- _Task objective_: Skip the images and copy each record exactly as written.

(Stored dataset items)
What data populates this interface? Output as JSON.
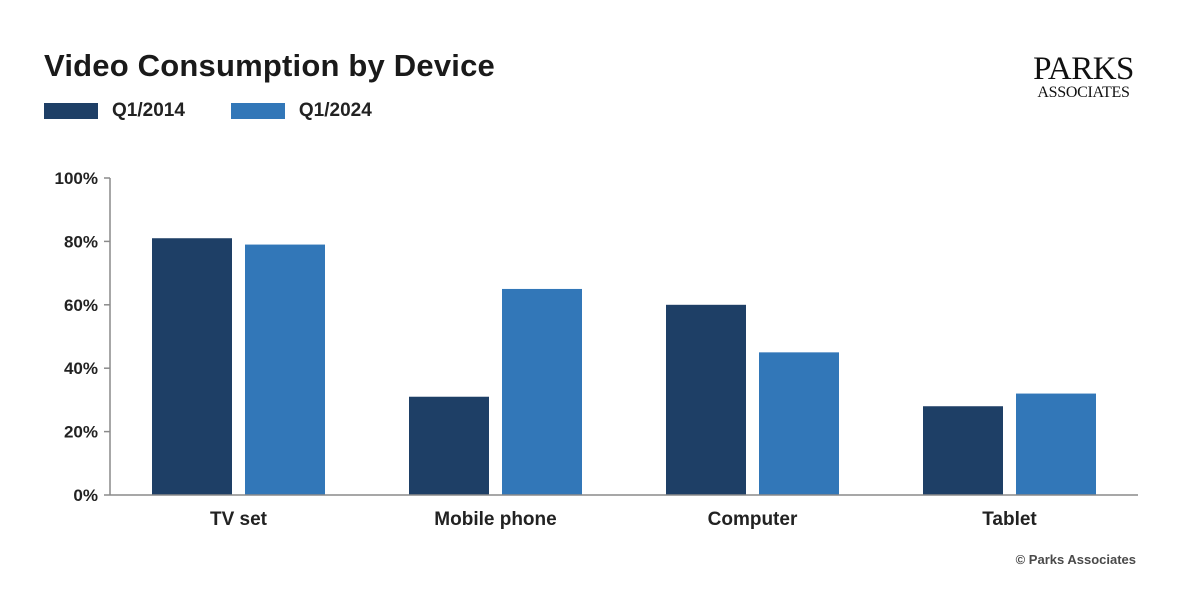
{
  "logo": {
    "line1": "PARKS",
    "line2": "ASSOCIATES"
  },
  "credit": "© Parks Associates",
  "colors": {
    "q1_2014": "#1e3f66",
    "q1_2024": "#3277b8",
    "axis": "#8a8a8a"
  },
  "chart_data": {
    "type": "bar",
    "title": "Video Consumption by Device",
    "categories": [
      "TV set",
      "Mobile phone",
      "Computer",
      "Tablet"
    ],
    "series": [
      {
        "name": "Q1/2014",
        "values": [
          81,
          31,
          60,
          28
        ]
      },
      {
        "name": "Q1/2024",
        "values": [
          79,
          65,
          45,
          32
        ]
      }
    ],
    "yticks": [
      "0%",
      "20%",
      "40%",
      "60%",
      "80%",
      "100%"
    ],
    "ylim": [
      0,
      100
    ],
    "xlabel": "",
    "ylabel": "",
    "legend": "top-left",
    "grid": false
  }
}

- _Output of the exercise_:
What data populates this interface? Output as JSON.
{
  "logo": {
    "line1": "PARKS",
    "line2": "ASSOCIATES"
  },
  "credit": "© Parks Associates",
  "colors": {
    "q1_2014": "#1e3f66",
    "q1_2024": "#3277b8",
    "axis": "#8a8a8a"
  },
  "chart_data": {
    "type": "bar",
    "title": "Video Consumption by Device",
    "categories": [
      "TV set",
      "Mobile phone",
      "Computer",
      "Tablet"
    ],
    "series": [
      {
        "name": "Q1/2014",
        "values": [
          81,
          31,
          60,
          28
        ]
      },
      {
        "name": "Q1/2024",
        "values": [
          79,
          65,
          45,
          32
        ]
      }
    ],
    "yticks": [
      "0%",
      "20%",
      "40%",
      "60%",
      "80%",
      "100%"
    ],
    "ylim": [
      0,
      100
    ],
    "xlabel": "",
    "ylabel": "",
    "legend": "top-left",
    "grid": false
  }
}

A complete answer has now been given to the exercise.